[Region boundary data]
+ + +
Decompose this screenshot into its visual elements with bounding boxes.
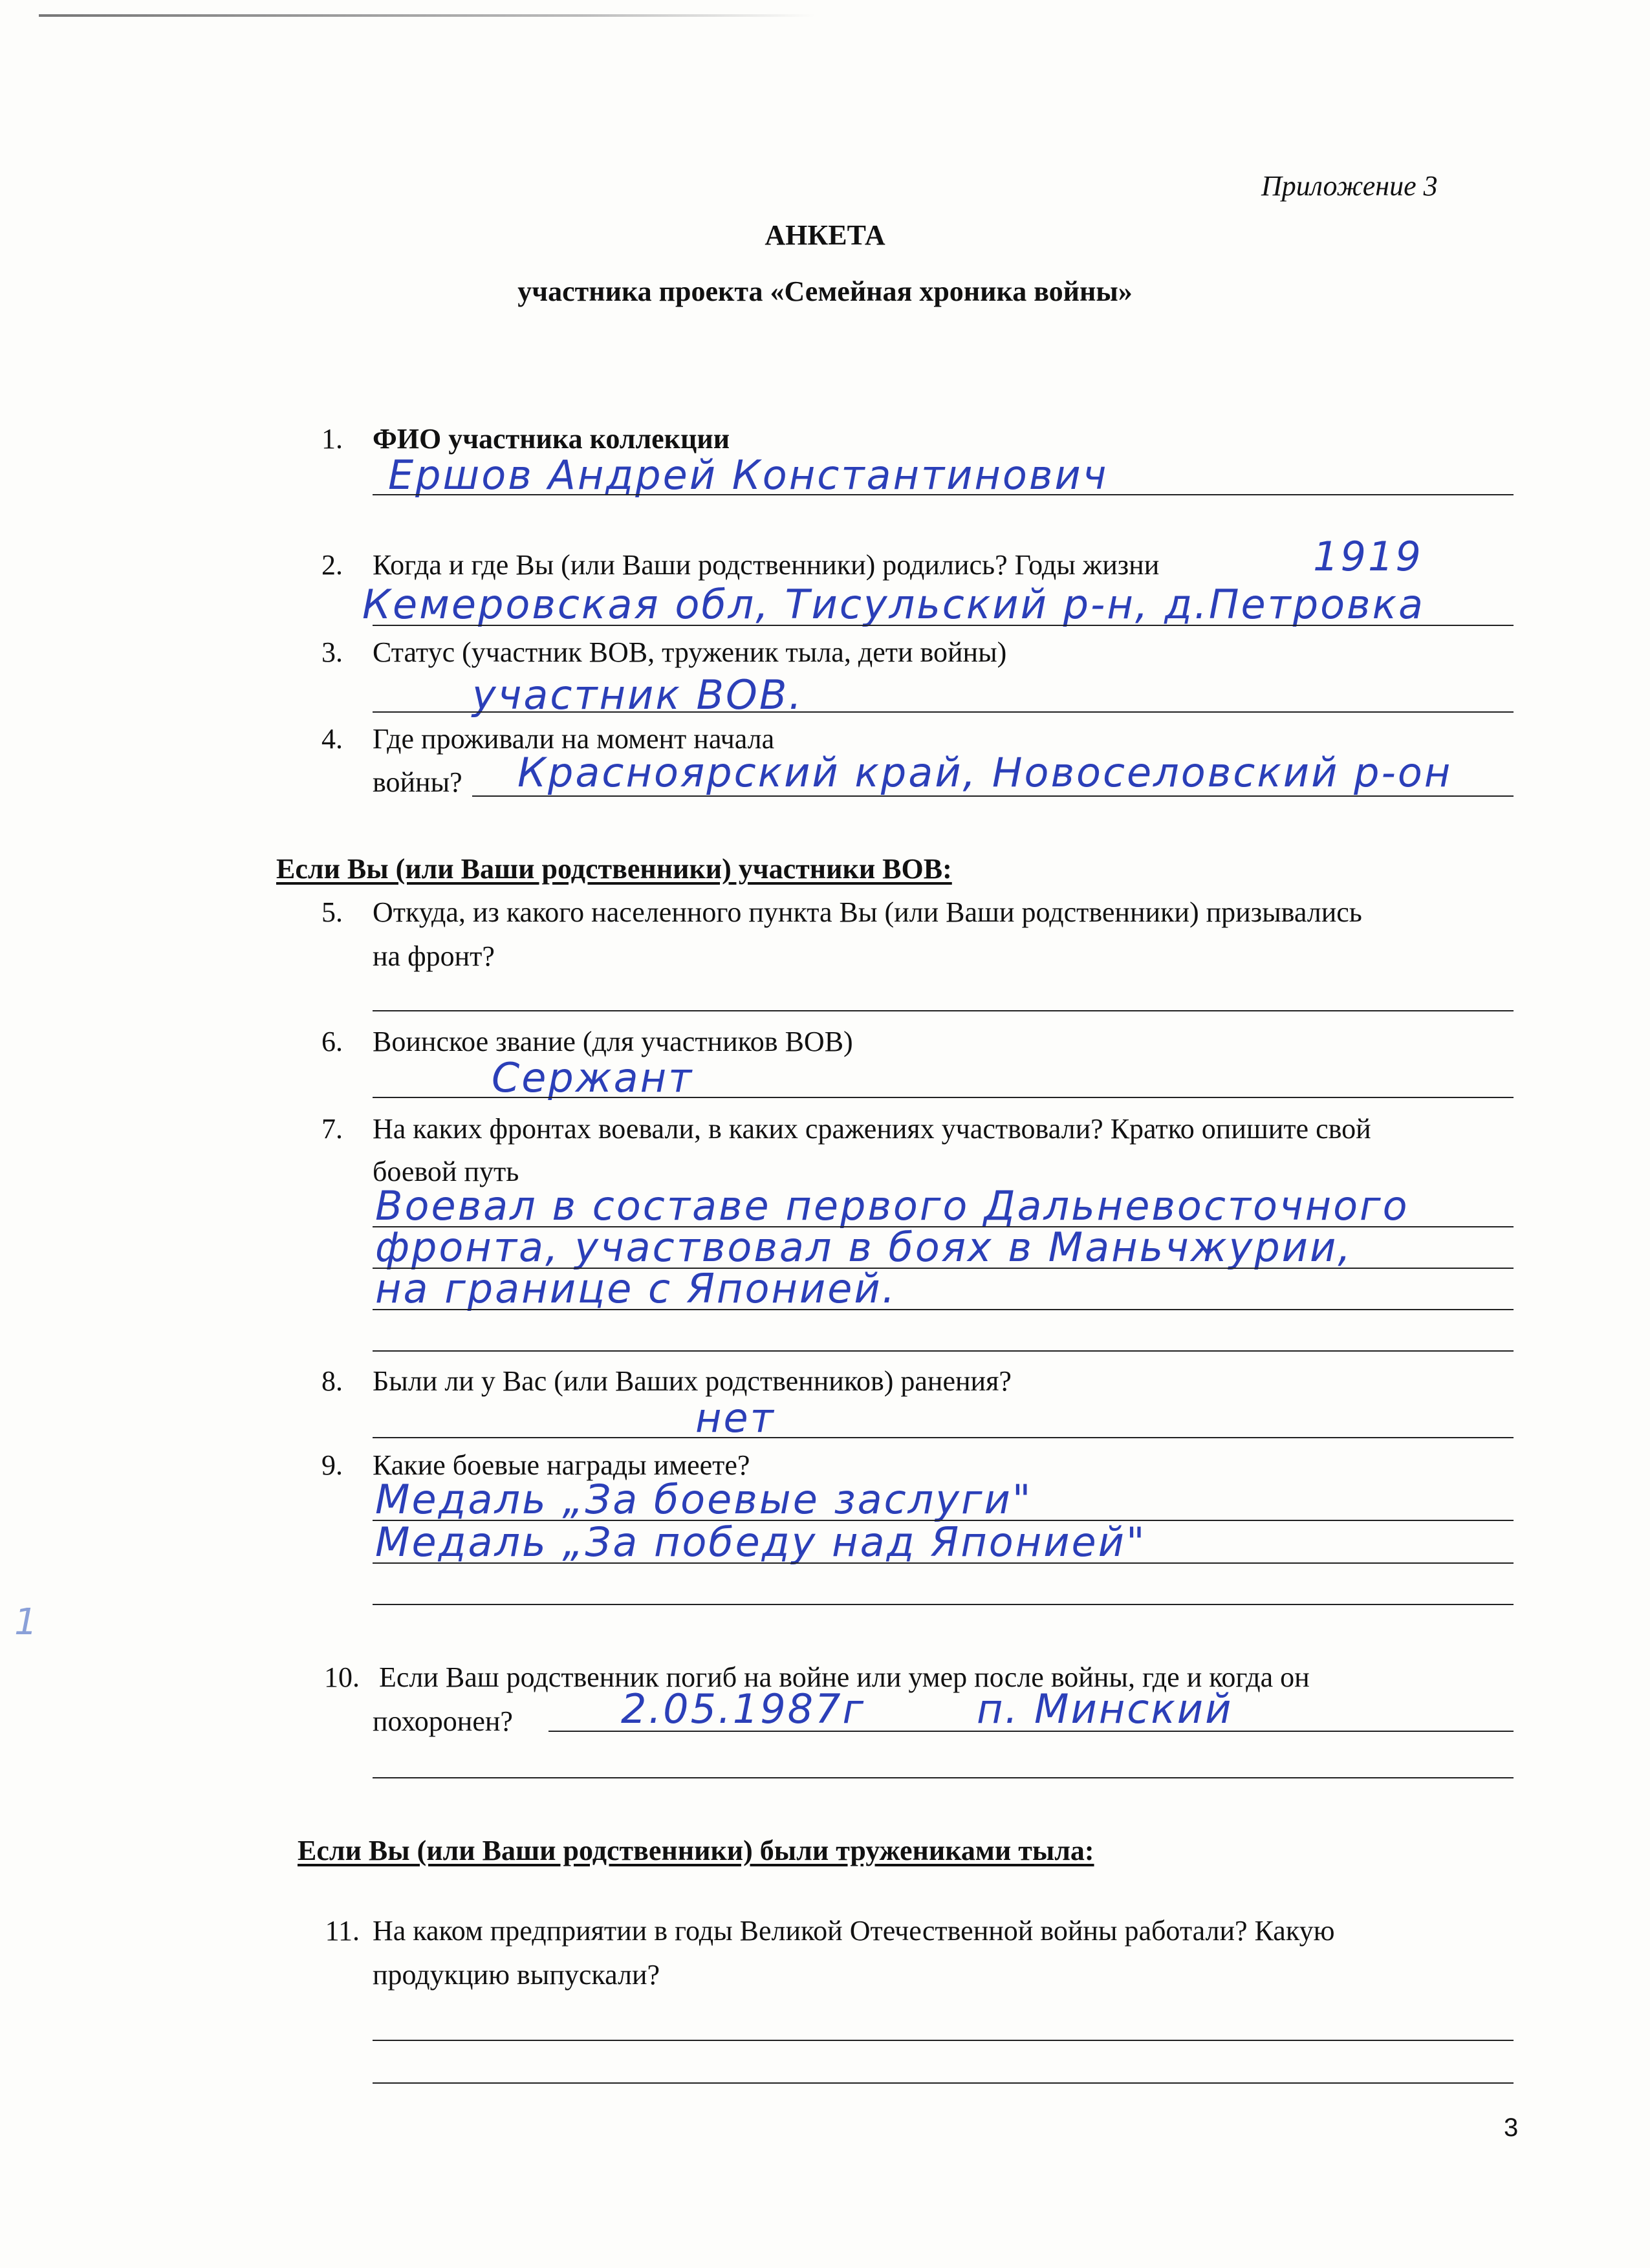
q5-answer-line: [373, 1010, 1514, 1011]
q11-answer-rule2: [373, 2082, 1514, 2084]
q5-label-line2: на фронт?: [373, 940, 495, 972]
q1-number: 1.: [321, 423, 343, 455]
q7-label-line1: На каких фронтах воевали, в каких сражениях участвовали? Кратко опишите свой: [373, 1113, 1371, 1145]
q10-number: 10.: [324, 1661, 360, 1693]
q11-label-line1: На каком предприятии в годы Великой Отечественной войны работали? Какую: [373, 1915, 1335, 1947]
section-rear-heading: Если Вы (или Ваши родственники) были тружениками тыла:: [298, 1835, 1094, 1866]
q7-answer-line1: Воевал в составе первого Дальневосточного: [375, 1182, 1409, 1229]
q10-label-line1: Если Ваш родственник погиб на войне или умер после войны, где и когда он: [379, 1661, 1310, 1693]
q1-answer-line: [373, 494, 1514, 495]
q5-number: 5.: [321, 896, 343, 928]
q11-label-line2: продукцию выпускали?: [373, 1959, 660, 1991]
q2-answer-line: [373, 625, 1514, 626]
q7-answer-rule4: [373, 1350, 1514, 1352]
q10-answer-place: п. Минский: [977, 1685, 1233, 1733]
q3-answer: участник ВОВ.: [472, 671, 804, 718]
q11-number: 11.: [325, 1915, 360, 1947]
q8-number: 8.: [321, 1365, 343, 1397]
q6-label: Воинское звание (для участников ВОВ): [373, 1026, 853, 1057]
q2-answer-place: Кемеровская обл, Тисульский р-н, д.Петровка: [362, 581, 1426, 628]
q8-answer: нет: [695, 1394, 776, 1442]
q6-answer-line: [373, 1097, 1514, 1098]
q3-answer-line: [373, 711, 1514, 713]
q9-answer-rule3: [373, 1604, 1514, 1605]
q9-number: 9.: [321, 1449, 343, 1481]
margin-pencil-mark: 1: [14, 1601, 38, 1643]
q1-answer: Ершов Андрей Константинович: [388, 451, 1109, 499]
q7-answer-line2: фронта, участвовал в боях в Маньчжурии,: [375, 1224, 1352, 1271]
q2-number: 2.: [321, 549, 343, 581]
q10-label-line2: похоронен?: [373, 1705, 513, 1737]
q9-label: Какие боевые награды имеете?: [373, 1449, 750, 1481]
q9-answer-rule2: [373, 1562, 1514, 1564]
q8-label: Были ли у Вас (или Ваших родственников) ранения?: [373, 1365, 1012, 1397]
appendix-label: Приложение 3: [1261, 170, 1438, 202]
q6-number: 6.: [321, 1026, 343, 1057]
q7-number: 7.: [321, 1113, 343, 1145]
q7-label-line2: боевой путь: [373, 1156, 519, 1187]
q3-number: 3.: [321, 636, 343, 668]
scan-edge-line: [39, 14, 815, 17]
page-number: 3: [1504, 2113, 1519, 2142]
q7-answer-line3: на границе с Японией.: [375, 1265, 897, 1312]
q2-answer-year: 1919: [1313, 533, 1423, 580]
q4-answer-line: [472, 795, 1514, 797]
q6-answer: Сержант: [492, 1054, 694, 1101]
q11-answer-rule1: [373, 2040, 1514, 2041]
q10-answer-date: 2.05.1987г: [621, 1685, 866, 1733]
section-vov-heading: Если Вы (или Ваши родственники) участники ВОВ:: [276, 853, 952, 885]
q4-answer: Красноярский край, Новоселовский р-он: [517, 749, 1453, 796]
q8-answer-line: [373, 1437, 1514, 1438]
q5-label-line1: Откуда, из какого населенного пункта Вы (или Ваши родственники) призывались: [373, 896, 1362, 928]
q3-label: Статус (участник ВОВ, труженик тыла, дети войны): [373, 636, 1007, 668]
q4-label-line2: войны?: [373, 766, 462, 798]
form-title: АНКЕТА: [765, 219, 885, 251]
q9-answer-line1: Медаль „За боевые заслуги": [375, 1476, 1033, 1523]
q10-answer-rule1: [548, 1731, 1514, 1732]
q2-label: Когда и где Вы (или Ваши родственники) родились? Годы жизни: [373, 549, 1160, 581]
q4-number: 4.: [321, 723, 343, 755]
q9-answer-line2: Медаль „За победу над Японией": [375, 1518, 1147, 1566]
q4-label-line1: Где проживали на момент начала: [373, 723, 775, 755]
q1-label: ФИО участника коллекции: [373, 423, 730, 455]
q7-answer-rule3: [373, 1309, 1514, 1310]
form-subtitle: участника проекта «Семейная хроника войны»: [517, 275, 1133, 307]
q10-answer-rule2: [373, 1777, 1514, 1778]
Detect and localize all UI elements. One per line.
+ + +
• **PROBLEM TO SOLVE**: Return every line of the records above verbatim, leaving out the pictures.

• **FULL OUTPUT**:
Decompose this screenshot into its visual elements with bounding boxes.
q5-answer-line: [373, 1010, 1514, 1011]
q11-answer-rule2: [373, 2082, 1514, 2084]
q5-label-line2: на фронт?: [373, 940, 495, 972]
q1-number: 1.: [321, 423, 343, 455]
q7-label-line1: На каких фронтах воевали, в каких сражениях участвовали? Кратко опишите свой: [373, 1113, 1371, 1145]
q10-number: 10.: [324, 1661, 360, 1693]
q11-label-line1: На каком предприятии в годы Великой Отечественной войны работали? Какую: [373, 1915, 1335, 1947]
section-rear-heading: Если Вы (или Ваши родственники) были тружениками тыла:: [298, 1835, 1094, 1866]
q7-answer-line1: Воевал в составе первого Дальневосточного: [375, 1182, 1409, 1229]
q10-label-line1: Если Ваш родственник погиб на войне или умер после войны, где и когда он: [379, 1661, 1310, 1693]
q1-answer-line: [373, 494, 1514, 495]
q5-number: 5.: [321, 896, 343, 928]
q11-label-line2: продукцию выпускали?: [373, 1959, 660, 1991]
q2-answer-line: [373, 625, 1514, 626]
q7-answer-rule4: [373, 1350, 1514, 1352]
q10-answer-place: п. Минский: [977, 1685, 1233, 1733]
q3-answer: участник ВОВ.: [472, 671, 804, 718]
q11-number: 11.: [325, 1915, 360, 1947]
q8-number: 8.: [321, 1365, 343, 1397]
q6-label: Воинское звание (для участников ВОВ): [373, 1026, 853, 1057]
q2-answer-place: Кемеровская обл, Тисульский р-н, д.Петровка: [362, 581, 1426, 628]
q8-answer: нет: [695, 1394, 776, 1442]
q6-answer-line: [373, 1097, 1514, 1098]
q3-answer-line: [373, 711, 1514, 713]
q9-answer-rule3: [373, 1604, 1514, 1605]
q9-number: 9.: [321, 1449, 343, 1481]
margin-pencil-mark: 1: [14, 1601, 38, 1643]
q1-answer: Ершов Андрей Константинович: [388, 451, 1109, 499]
q7-answer-line2: фронта, участвовал в боях в Маньчжурии,: [375, 1224, 1352, 1271]
q2-number: 2.: [321, 549, 343, 581]
q10-label-line2: похоронен?: [373, 1705, 513, 1737]
q9-label: Какие боевые награды имеете?: [373, 1449, 750, 1481]
q9-answer-rule2: [373, 1562, 1514, 1564]
q8-label: Были ли у Вас (или Ваших родственников) ранения?: [373, 1365, 1012, 1397]
appendix-label: Приложение 3: [1261, 170, 1438, 202]
q6-number: 6.: [321, 1026, 343, 1057]
q7-number: 7.: [321, 1113, 343, 1145]
q7-label-line2: боевой путь: [373, 1156, 519, 1187]
q3-number: 3.: [321, 636, 343, 668]
scan-edge-line: [39, 14, 815, 17]
page-number: 3: [1504, 2113, 1519, 2142]
q7-answer-line3: на границе с Японией.: [375, 1265, 897, 1312]
q2-answer-year: 1919: [1313, 533, 1423, 580]
q4-answer-line: [472, 795, 1514, 797]
q6-answer: Сержант: [492, 1054, 694, 1101]
q11-answer-rule1: [373, 2040, 1514, 2041]
q10-answer-date: 2.05.1987г: [621, 1685, 866, 1733]
section-vov-heading: Если Вы (или Ваши родственники) участники ВОВ:: [276, 853, 952, 885]
q4-answer: Красноярский край, Новоселовский р-он: [517, 749, 1453, 796]
q8-answer-line: [373, 1437, 1514, 1438]
q5-label-line1: Откуда, из какого населенного пункта Вы (или Ваши родственники) призывались: [373, 896, 1362, 928]
q3-label: Статус (участник ВОВ, труженик тыла, дети войны): [373, 636, 1007, 668]
q4-label-line2: войны?: [373, 766, 462, 798]
form-title: АНКЕТА: [765, 219, 885, 251]
q9-answer-line1: Медаль „За боевые заслуги": [375, 1476, 1033, 1523]
q10-answer-rule1: [548, 1731, 1514, 1732]
q2-label: Когда и где Вы (или Ваши родственники) родились? Годы жизни: [373, 549, 1160, 581]
q4-number: 4.: [321, 723, 343, 755]
q9-answer-line2: Медаль „За победу над Японией": [375, 1518, 1147, 1566]
q4-label-line1: Где проживали на момент начала: [373, 723, 775, 755]
q1-label: ФИО участника коллекции: [373, 423, 730, 455]
q7-answer-rule3: [373, 1309, 1514, 1310]
form-subtitle: участника проекта «Семейная хроника войны»: [517, 275, 1133, 307]
q10-answer-rule2: [373, 1777, 1514, 1778]
Detect and localize all UI elements. One per line.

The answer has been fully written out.